GIVEN REQUEST:
For every line in the records that has the word "them", make a copy.

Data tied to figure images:
START
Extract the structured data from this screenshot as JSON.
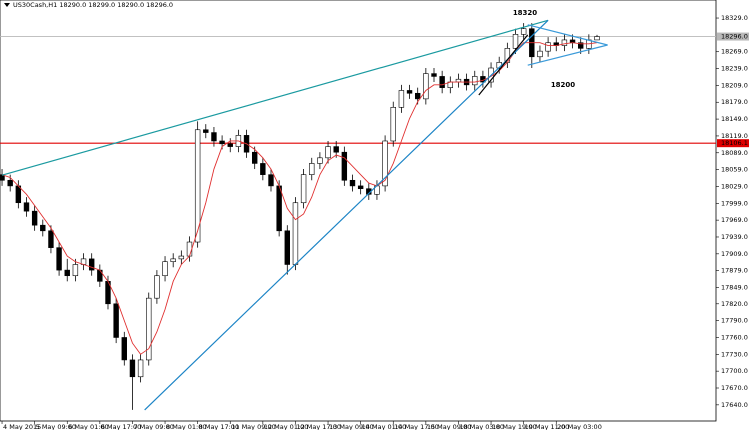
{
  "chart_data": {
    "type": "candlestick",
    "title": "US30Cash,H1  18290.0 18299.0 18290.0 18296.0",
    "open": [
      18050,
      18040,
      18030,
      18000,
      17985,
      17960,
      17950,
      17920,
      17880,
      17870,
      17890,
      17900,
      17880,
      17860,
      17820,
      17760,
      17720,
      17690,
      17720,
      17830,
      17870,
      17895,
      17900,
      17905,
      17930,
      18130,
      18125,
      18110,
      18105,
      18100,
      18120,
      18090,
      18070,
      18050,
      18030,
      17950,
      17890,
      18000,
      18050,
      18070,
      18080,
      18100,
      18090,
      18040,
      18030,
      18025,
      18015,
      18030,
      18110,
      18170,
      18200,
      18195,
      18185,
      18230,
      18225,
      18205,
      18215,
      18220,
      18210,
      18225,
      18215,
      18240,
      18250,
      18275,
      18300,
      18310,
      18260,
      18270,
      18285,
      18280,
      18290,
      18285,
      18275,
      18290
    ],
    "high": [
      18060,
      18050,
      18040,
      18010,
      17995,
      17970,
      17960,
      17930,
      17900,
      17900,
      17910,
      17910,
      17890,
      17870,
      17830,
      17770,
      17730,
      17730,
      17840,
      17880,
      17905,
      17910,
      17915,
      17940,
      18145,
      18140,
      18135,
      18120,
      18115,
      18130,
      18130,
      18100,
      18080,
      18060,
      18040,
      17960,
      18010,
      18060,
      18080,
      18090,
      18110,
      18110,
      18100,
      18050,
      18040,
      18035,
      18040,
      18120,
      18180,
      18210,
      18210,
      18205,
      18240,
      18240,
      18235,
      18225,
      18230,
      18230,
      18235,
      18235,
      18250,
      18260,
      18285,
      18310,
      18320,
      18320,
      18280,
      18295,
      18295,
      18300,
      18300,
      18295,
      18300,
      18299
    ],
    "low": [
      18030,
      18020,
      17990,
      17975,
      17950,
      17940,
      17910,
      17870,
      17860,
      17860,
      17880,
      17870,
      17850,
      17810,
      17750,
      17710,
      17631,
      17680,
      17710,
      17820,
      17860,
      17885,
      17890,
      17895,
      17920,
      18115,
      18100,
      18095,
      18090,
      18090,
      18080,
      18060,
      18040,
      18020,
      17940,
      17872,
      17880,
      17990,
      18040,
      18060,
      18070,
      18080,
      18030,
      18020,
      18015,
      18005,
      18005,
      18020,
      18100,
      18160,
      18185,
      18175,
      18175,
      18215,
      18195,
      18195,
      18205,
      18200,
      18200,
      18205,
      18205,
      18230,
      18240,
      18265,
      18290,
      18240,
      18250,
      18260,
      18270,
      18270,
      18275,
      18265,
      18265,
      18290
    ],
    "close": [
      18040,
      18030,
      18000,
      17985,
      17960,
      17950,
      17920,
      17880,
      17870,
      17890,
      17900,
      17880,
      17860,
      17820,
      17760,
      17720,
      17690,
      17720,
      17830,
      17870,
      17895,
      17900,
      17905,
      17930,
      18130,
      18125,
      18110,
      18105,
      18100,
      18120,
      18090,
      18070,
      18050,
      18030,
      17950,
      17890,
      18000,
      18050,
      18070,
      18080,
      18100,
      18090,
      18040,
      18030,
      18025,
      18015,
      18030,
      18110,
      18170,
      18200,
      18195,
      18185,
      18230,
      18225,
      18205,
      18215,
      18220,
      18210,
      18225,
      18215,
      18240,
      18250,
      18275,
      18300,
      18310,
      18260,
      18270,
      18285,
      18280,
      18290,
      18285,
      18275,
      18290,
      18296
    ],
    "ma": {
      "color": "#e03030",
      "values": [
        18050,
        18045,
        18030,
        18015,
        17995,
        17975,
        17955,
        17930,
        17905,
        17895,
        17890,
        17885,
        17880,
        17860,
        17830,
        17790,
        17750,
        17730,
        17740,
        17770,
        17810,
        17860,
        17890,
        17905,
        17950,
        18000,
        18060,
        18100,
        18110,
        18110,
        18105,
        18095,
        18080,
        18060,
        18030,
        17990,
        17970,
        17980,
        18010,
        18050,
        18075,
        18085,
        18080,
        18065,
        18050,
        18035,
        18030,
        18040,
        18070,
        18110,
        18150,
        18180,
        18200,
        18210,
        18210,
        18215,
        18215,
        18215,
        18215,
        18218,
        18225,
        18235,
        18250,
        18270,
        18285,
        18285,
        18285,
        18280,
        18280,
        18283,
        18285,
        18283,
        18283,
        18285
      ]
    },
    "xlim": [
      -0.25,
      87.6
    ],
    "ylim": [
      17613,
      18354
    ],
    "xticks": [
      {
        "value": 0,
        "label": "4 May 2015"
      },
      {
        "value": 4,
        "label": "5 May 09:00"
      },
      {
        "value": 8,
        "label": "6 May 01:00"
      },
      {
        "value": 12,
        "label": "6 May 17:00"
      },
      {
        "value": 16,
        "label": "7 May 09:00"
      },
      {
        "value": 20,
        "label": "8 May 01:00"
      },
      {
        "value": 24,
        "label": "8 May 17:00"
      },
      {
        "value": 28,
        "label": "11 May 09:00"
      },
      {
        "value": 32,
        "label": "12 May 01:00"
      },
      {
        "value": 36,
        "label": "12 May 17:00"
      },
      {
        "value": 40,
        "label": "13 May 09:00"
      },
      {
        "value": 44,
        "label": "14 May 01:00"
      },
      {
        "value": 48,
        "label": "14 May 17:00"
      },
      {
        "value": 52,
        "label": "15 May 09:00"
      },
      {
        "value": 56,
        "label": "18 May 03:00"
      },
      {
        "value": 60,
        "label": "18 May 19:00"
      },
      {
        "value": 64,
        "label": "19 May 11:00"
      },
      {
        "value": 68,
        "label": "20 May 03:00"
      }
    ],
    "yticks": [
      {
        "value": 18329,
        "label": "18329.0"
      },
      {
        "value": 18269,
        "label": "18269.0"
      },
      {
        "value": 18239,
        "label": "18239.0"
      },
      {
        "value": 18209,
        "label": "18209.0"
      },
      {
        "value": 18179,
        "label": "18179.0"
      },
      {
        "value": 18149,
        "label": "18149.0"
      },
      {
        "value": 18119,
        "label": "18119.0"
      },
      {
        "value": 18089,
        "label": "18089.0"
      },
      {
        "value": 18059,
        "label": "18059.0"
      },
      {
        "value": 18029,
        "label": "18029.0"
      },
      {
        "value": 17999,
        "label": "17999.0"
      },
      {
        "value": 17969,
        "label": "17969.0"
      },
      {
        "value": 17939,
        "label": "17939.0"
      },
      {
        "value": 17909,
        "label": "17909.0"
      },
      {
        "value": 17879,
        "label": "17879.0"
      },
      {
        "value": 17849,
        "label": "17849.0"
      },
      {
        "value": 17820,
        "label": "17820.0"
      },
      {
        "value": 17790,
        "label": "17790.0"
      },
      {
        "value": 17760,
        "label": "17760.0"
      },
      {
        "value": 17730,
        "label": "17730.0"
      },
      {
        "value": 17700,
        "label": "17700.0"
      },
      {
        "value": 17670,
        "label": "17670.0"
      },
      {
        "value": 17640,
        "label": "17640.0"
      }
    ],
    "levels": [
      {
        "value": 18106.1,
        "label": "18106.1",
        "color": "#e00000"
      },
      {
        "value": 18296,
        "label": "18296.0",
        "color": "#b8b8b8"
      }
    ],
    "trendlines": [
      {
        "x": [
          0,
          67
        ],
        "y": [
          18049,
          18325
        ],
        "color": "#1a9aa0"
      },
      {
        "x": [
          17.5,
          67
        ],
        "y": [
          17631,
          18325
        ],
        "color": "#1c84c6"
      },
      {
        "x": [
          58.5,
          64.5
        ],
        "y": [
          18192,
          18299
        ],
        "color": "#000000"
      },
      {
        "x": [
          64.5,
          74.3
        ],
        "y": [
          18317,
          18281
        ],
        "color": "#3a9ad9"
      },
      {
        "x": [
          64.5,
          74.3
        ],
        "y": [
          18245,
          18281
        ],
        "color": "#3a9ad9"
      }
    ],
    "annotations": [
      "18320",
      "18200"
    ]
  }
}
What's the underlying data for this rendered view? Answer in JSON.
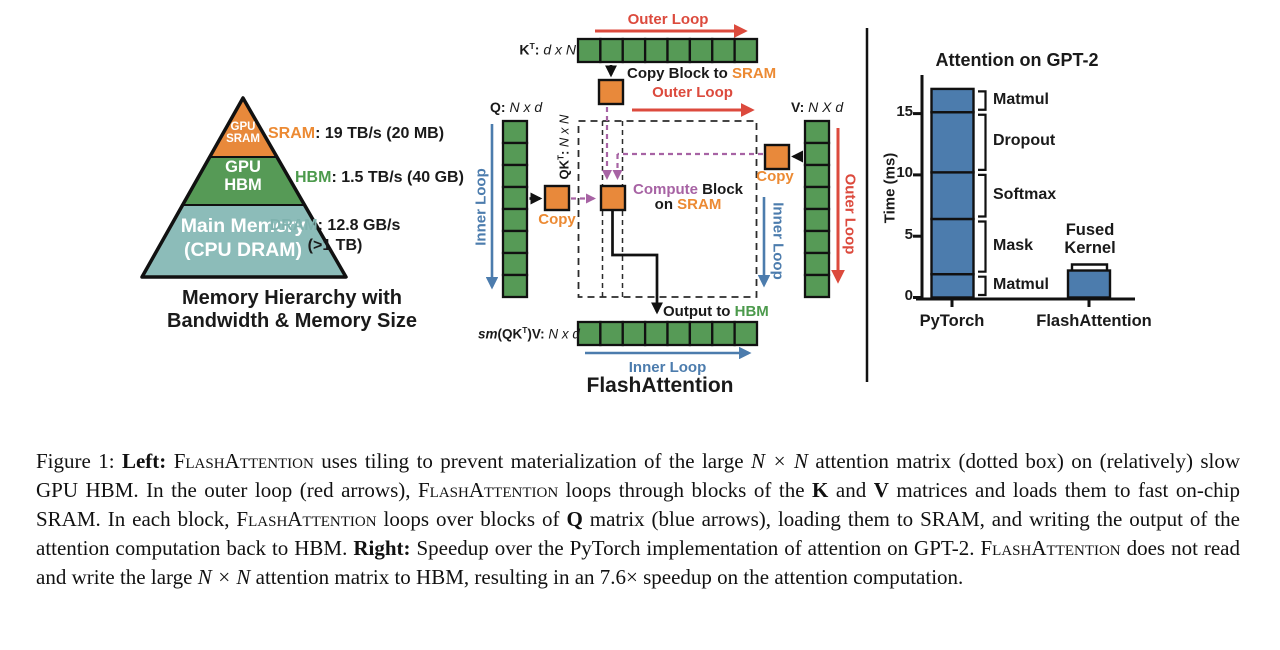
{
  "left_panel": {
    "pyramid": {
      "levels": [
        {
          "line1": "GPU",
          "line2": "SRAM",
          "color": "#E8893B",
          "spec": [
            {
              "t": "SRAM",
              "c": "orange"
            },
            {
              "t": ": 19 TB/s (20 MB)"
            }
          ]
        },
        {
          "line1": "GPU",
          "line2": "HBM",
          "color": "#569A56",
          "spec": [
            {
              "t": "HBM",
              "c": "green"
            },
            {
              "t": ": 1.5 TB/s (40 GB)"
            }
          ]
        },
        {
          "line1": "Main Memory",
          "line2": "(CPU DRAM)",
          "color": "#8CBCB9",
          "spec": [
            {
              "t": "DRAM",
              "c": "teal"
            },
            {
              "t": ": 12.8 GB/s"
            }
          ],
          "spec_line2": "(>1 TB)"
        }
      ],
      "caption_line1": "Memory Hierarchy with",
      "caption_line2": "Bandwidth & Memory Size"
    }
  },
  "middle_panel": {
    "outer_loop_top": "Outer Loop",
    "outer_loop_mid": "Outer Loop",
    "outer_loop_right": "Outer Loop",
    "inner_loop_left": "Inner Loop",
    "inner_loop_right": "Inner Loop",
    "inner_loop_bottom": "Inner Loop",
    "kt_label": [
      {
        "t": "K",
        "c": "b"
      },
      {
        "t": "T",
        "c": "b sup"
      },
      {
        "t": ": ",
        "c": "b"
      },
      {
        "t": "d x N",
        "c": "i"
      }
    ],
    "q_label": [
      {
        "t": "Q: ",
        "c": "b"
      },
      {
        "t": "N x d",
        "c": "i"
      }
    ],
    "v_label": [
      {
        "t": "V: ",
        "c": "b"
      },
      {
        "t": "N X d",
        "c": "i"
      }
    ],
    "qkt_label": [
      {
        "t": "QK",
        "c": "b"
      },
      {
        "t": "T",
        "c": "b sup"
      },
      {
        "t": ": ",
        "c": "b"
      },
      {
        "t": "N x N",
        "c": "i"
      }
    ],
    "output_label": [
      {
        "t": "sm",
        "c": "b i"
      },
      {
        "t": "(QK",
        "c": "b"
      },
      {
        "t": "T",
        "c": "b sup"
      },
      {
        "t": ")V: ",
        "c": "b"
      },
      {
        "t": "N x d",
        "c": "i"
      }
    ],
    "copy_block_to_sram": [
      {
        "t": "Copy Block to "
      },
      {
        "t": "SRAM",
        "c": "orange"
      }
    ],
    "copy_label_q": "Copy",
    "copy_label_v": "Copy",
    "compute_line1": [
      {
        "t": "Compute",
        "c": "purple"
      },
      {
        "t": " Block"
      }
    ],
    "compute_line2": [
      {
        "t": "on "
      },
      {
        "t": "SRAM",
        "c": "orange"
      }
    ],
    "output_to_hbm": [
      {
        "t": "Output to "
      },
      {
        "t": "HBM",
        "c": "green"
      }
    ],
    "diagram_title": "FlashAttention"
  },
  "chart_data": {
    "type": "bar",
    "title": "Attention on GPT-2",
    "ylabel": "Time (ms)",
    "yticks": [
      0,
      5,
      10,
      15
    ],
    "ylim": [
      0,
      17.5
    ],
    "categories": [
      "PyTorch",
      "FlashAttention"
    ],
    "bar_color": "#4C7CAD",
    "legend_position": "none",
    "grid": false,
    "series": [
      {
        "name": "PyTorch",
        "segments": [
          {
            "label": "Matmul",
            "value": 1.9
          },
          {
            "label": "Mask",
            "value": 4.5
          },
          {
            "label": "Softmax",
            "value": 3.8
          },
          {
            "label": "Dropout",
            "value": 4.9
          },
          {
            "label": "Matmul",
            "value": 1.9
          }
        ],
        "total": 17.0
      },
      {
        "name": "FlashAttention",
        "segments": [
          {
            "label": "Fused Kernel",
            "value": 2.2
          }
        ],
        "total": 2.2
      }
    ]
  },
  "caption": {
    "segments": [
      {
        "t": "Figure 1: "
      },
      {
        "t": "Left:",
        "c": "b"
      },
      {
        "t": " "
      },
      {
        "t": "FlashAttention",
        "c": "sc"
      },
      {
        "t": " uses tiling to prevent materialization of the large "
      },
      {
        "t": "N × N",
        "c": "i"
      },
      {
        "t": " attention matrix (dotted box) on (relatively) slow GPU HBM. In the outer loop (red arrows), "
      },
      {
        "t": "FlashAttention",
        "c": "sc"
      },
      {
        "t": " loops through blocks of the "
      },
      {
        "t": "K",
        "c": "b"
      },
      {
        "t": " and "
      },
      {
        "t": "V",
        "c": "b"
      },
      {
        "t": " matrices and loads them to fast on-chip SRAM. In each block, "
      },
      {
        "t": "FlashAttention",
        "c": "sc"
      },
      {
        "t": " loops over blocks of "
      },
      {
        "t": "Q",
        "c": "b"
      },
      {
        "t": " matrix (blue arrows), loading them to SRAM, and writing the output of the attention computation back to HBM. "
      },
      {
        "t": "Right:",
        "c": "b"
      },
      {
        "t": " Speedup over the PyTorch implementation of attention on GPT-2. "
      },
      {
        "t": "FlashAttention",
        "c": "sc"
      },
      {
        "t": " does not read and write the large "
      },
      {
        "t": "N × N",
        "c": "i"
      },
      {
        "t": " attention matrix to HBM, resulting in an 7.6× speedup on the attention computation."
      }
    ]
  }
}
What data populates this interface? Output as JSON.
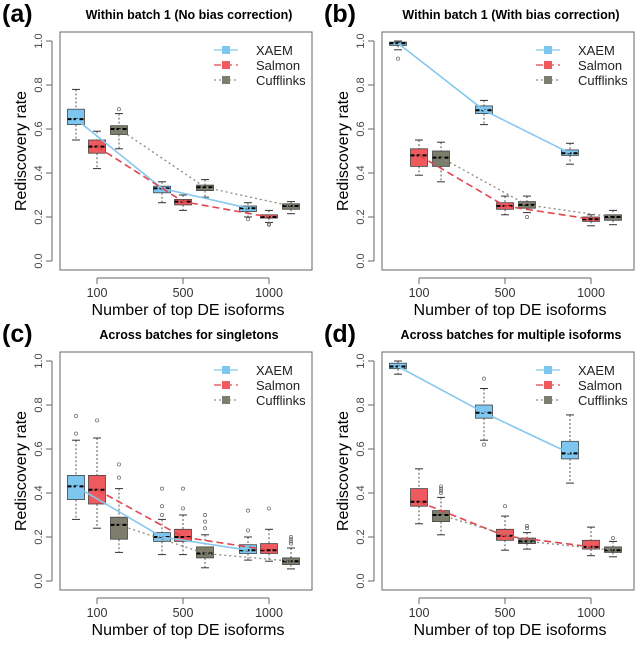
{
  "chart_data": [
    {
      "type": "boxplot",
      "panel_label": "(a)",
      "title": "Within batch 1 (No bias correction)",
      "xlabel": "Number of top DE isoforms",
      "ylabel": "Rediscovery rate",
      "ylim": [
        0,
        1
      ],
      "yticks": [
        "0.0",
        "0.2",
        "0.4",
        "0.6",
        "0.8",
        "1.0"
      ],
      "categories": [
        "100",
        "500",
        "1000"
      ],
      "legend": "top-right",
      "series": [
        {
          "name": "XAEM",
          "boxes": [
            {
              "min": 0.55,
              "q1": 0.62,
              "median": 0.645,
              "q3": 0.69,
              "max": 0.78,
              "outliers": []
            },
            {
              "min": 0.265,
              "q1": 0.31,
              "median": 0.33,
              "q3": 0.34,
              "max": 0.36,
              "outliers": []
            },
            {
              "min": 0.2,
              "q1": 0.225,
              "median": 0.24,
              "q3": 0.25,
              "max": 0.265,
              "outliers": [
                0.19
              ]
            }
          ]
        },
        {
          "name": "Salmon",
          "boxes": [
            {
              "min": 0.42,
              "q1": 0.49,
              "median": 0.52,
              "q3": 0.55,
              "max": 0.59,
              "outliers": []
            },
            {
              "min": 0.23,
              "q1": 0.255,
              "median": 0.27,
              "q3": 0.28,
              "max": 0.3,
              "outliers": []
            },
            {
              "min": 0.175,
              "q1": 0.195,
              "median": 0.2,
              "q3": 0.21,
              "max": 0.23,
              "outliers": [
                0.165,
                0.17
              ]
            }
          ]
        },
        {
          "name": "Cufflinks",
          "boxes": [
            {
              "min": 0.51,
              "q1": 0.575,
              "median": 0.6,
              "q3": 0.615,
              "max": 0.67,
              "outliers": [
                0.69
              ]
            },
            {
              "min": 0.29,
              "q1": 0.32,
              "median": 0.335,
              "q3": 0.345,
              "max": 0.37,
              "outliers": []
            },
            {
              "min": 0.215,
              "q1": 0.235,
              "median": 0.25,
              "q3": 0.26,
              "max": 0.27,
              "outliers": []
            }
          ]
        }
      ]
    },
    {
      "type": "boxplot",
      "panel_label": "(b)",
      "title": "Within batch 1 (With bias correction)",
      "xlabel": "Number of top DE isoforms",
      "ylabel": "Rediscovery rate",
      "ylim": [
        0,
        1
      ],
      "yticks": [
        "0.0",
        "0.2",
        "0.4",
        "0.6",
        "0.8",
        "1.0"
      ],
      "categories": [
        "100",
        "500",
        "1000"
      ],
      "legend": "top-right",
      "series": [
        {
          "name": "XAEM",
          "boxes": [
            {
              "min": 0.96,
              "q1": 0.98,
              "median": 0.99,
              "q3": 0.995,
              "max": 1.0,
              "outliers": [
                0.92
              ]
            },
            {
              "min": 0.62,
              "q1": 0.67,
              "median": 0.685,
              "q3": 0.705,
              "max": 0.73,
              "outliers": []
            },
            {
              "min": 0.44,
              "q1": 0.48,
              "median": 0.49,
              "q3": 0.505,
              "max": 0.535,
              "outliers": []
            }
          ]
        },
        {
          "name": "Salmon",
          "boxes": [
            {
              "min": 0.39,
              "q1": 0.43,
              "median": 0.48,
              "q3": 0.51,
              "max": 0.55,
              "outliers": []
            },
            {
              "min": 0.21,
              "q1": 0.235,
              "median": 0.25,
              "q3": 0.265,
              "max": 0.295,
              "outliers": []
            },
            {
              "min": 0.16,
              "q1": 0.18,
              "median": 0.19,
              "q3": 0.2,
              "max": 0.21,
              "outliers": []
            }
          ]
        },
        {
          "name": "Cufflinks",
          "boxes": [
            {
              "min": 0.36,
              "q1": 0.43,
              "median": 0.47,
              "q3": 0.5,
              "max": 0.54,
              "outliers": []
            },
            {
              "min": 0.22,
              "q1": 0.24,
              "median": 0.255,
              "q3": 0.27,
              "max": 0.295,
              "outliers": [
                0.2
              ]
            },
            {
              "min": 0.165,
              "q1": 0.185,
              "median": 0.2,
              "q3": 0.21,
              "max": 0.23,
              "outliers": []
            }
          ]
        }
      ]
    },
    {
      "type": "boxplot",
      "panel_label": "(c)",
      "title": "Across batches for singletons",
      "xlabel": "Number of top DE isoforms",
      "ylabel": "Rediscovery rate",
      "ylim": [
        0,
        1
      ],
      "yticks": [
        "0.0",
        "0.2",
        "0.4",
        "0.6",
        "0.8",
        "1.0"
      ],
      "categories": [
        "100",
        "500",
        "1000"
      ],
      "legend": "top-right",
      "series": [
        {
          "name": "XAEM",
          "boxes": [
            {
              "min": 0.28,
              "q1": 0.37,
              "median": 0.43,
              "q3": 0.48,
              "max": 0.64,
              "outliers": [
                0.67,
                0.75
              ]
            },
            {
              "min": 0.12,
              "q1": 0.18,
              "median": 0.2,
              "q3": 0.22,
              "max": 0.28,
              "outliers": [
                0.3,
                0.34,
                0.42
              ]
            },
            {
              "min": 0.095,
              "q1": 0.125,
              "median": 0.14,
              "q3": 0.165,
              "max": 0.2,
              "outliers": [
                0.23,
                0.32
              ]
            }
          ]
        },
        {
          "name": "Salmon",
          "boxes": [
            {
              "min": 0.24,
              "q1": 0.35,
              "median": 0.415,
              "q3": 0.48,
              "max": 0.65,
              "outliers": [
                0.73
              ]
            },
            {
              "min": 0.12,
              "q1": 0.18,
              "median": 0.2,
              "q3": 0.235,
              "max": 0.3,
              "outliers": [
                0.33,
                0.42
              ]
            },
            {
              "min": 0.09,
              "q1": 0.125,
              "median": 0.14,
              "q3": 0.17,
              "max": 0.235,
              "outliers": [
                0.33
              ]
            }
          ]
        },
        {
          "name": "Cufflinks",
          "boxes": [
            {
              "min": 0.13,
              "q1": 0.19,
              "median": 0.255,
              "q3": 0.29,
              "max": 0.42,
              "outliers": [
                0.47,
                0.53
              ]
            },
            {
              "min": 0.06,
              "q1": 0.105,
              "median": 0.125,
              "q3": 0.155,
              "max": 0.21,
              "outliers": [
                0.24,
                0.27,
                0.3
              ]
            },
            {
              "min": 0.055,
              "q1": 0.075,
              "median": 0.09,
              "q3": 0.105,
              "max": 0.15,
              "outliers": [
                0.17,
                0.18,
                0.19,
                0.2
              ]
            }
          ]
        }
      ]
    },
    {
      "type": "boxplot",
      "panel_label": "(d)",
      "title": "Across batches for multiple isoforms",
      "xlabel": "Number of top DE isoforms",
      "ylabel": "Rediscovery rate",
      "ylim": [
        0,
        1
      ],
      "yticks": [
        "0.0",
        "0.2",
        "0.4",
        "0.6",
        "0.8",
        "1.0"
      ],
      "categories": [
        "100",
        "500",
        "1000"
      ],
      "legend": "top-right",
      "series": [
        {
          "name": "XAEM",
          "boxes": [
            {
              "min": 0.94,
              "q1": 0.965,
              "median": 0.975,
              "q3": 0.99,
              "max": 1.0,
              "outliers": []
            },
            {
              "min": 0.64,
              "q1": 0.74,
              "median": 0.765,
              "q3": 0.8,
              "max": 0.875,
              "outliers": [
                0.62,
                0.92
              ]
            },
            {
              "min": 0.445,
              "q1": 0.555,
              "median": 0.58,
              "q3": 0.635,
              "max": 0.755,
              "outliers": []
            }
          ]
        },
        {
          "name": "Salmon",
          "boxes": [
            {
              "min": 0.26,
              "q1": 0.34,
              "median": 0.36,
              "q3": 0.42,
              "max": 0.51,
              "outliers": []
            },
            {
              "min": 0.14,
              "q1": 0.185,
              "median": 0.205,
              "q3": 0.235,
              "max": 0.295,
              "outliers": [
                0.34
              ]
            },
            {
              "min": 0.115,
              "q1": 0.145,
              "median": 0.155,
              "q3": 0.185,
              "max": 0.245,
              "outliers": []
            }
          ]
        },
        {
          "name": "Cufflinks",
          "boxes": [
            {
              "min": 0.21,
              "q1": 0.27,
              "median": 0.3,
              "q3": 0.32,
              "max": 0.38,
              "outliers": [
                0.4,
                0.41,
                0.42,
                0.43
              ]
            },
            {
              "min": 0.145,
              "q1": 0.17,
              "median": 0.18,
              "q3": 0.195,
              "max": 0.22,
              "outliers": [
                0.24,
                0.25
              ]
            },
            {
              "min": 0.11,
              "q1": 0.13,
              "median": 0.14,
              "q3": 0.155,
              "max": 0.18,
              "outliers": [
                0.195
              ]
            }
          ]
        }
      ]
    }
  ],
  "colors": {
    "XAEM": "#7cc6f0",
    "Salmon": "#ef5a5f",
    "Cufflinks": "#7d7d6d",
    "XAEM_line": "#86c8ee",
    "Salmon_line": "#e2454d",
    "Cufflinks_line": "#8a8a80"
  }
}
END
TASK OUTPUT:
        "t": " matrices and loads them to fast on-chip SRAM. In each block, "
        "t": " matrix (blue arrows), loading them to SRAM, and writing the output of the attention computation back to HBM. "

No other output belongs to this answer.